Your answer should consist of every line in the records that holds "route".

### GIVEN ENTRIES
....

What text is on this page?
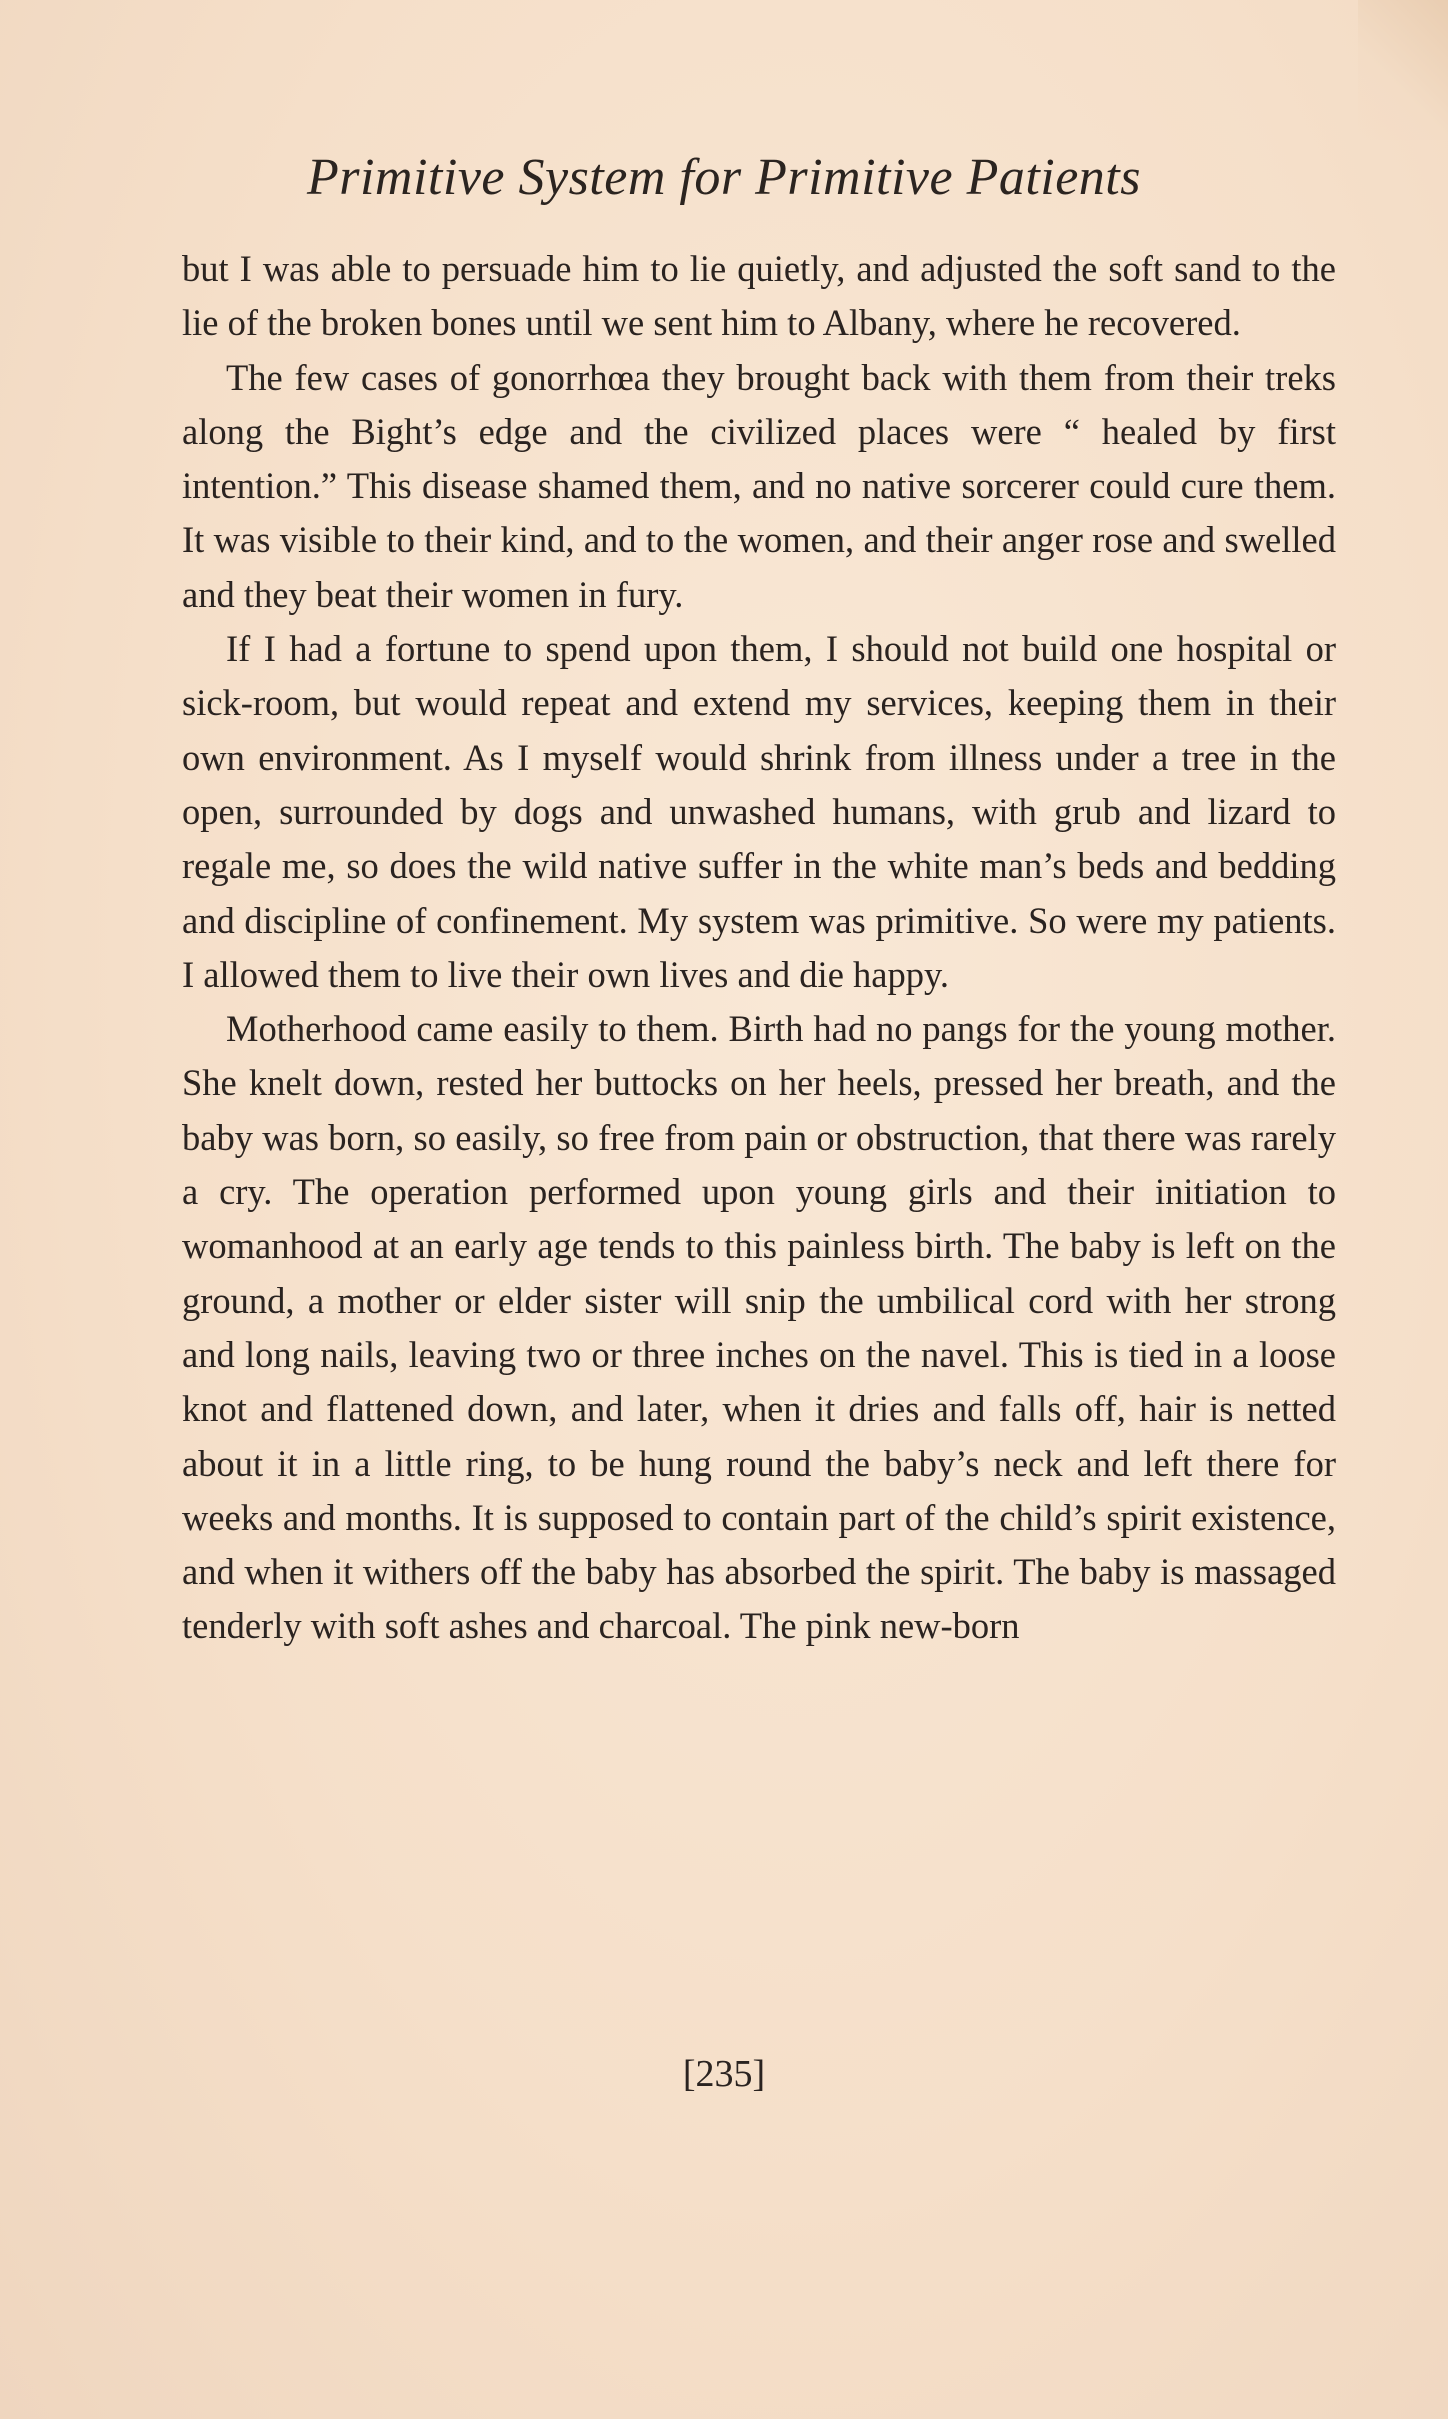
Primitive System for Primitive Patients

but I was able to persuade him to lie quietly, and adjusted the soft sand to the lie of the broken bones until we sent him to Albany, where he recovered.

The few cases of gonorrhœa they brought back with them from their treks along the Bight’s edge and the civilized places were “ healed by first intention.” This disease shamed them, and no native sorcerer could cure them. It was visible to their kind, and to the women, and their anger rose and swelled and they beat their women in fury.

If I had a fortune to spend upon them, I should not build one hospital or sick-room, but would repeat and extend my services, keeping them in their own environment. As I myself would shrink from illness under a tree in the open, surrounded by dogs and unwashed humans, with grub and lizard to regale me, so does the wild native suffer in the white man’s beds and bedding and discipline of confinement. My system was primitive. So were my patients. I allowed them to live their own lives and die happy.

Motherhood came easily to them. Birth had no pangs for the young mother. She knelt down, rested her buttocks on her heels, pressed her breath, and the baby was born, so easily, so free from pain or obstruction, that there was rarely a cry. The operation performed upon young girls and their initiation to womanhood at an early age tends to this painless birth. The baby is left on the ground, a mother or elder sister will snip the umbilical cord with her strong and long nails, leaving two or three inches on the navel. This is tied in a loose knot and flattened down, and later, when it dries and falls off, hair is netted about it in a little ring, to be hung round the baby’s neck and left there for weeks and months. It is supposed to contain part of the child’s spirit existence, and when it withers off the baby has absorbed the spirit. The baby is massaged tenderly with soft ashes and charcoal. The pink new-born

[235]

....

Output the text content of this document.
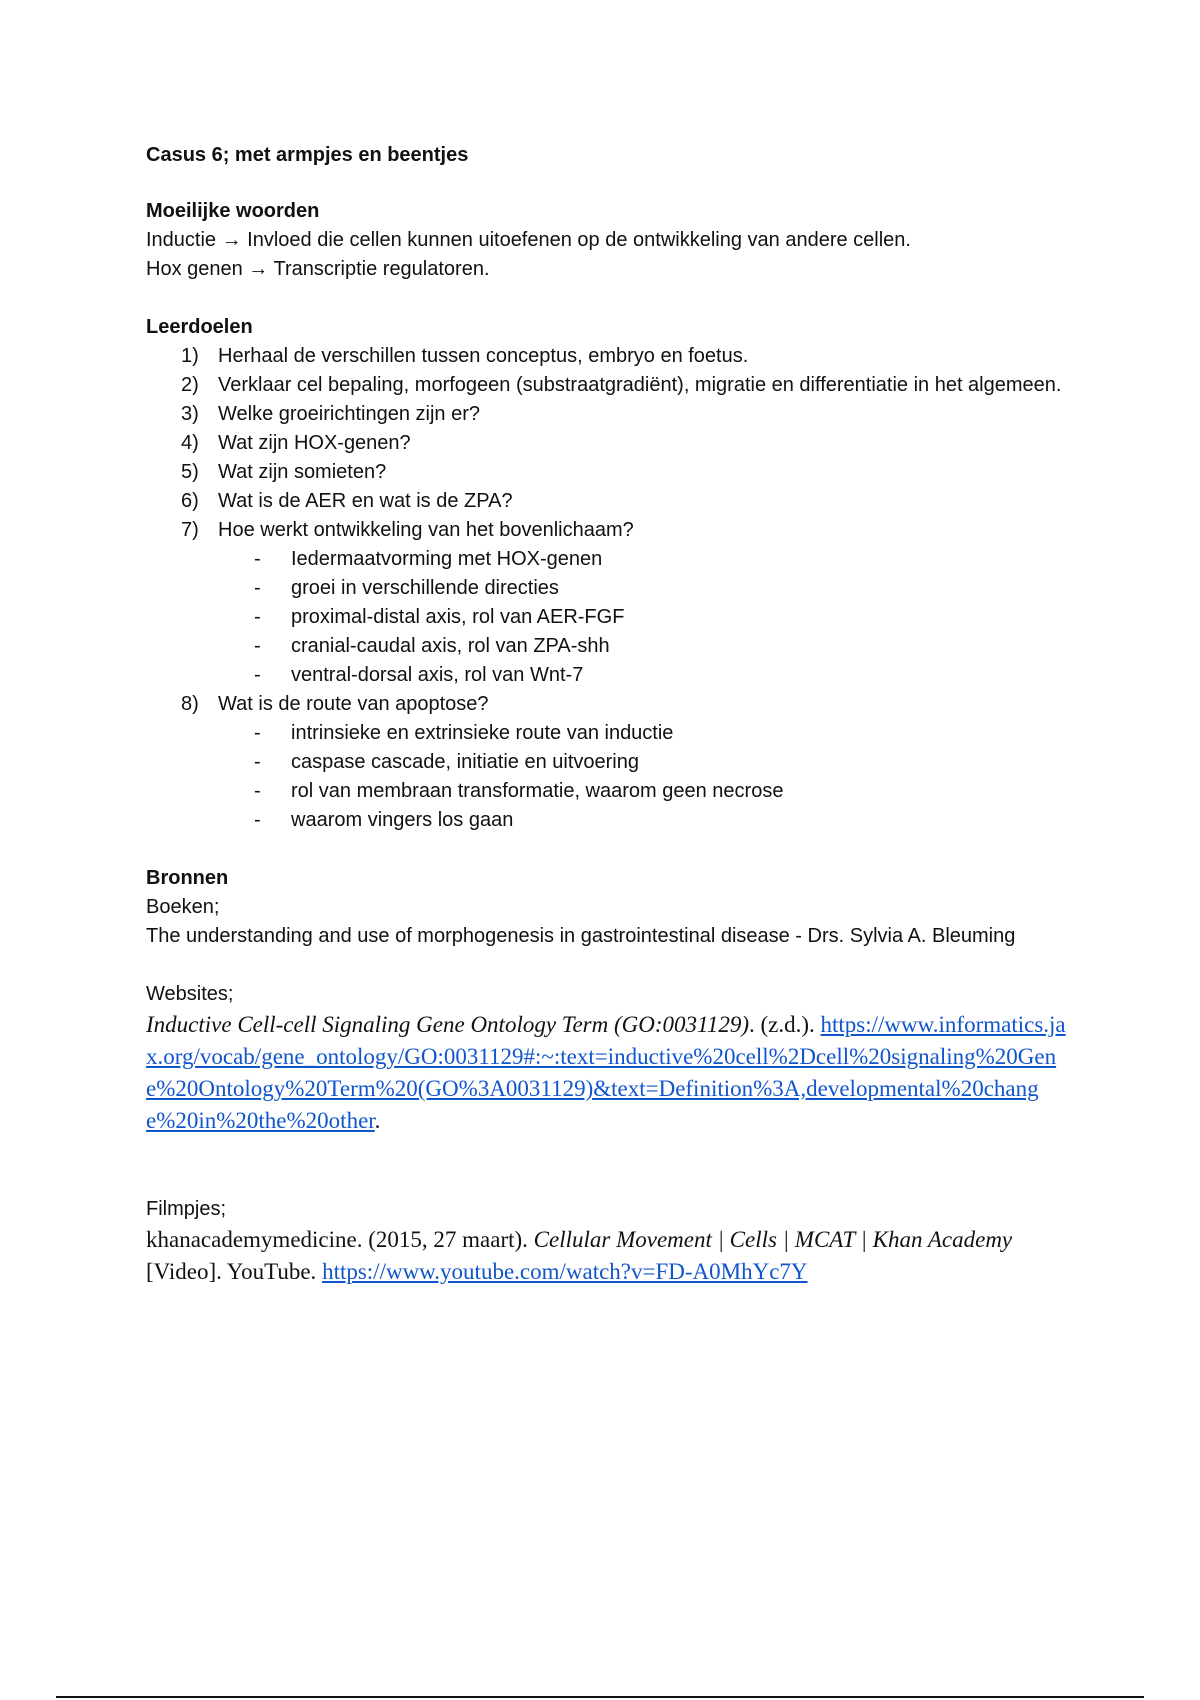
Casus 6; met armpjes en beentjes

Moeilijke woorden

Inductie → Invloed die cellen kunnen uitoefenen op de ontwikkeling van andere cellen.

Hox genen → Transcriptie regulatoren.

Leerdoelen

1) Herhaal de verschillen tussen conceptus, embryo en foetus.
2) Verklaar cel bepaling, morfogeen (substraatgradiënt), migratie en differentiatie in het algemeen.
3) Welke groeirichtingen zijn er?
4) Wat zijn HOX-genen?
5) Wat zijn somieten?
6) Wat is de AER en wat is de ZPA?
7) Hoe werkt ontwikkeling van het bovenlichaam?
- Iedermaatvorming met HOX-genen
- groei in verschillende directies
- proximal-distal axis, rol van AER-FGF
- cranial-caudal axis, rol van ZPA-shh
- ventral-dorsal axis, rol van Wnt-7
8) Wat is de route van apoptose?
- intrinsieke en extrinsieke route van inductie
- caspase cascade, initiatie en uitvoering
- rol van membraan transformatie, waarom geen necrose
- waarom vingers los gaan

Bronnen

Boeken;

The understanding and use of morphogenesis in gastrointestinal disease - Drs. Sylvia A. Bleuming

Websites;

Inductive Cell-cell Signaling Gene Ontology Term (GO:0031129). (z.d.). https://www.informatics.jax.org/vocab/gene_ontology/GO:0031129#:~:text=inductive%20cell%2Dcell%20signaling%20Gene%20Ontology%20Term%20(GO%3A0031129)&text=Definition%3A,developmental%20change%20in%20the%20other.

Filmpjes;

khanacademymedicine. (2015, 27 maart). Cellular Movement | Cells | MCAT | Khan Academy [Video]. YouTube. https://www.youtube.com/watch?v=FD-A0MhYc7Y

....

### ANSWER TO THIS PROBLEM
8) Wat is de route van apoptose?
- intrinsieke en extrinsieke route van inductie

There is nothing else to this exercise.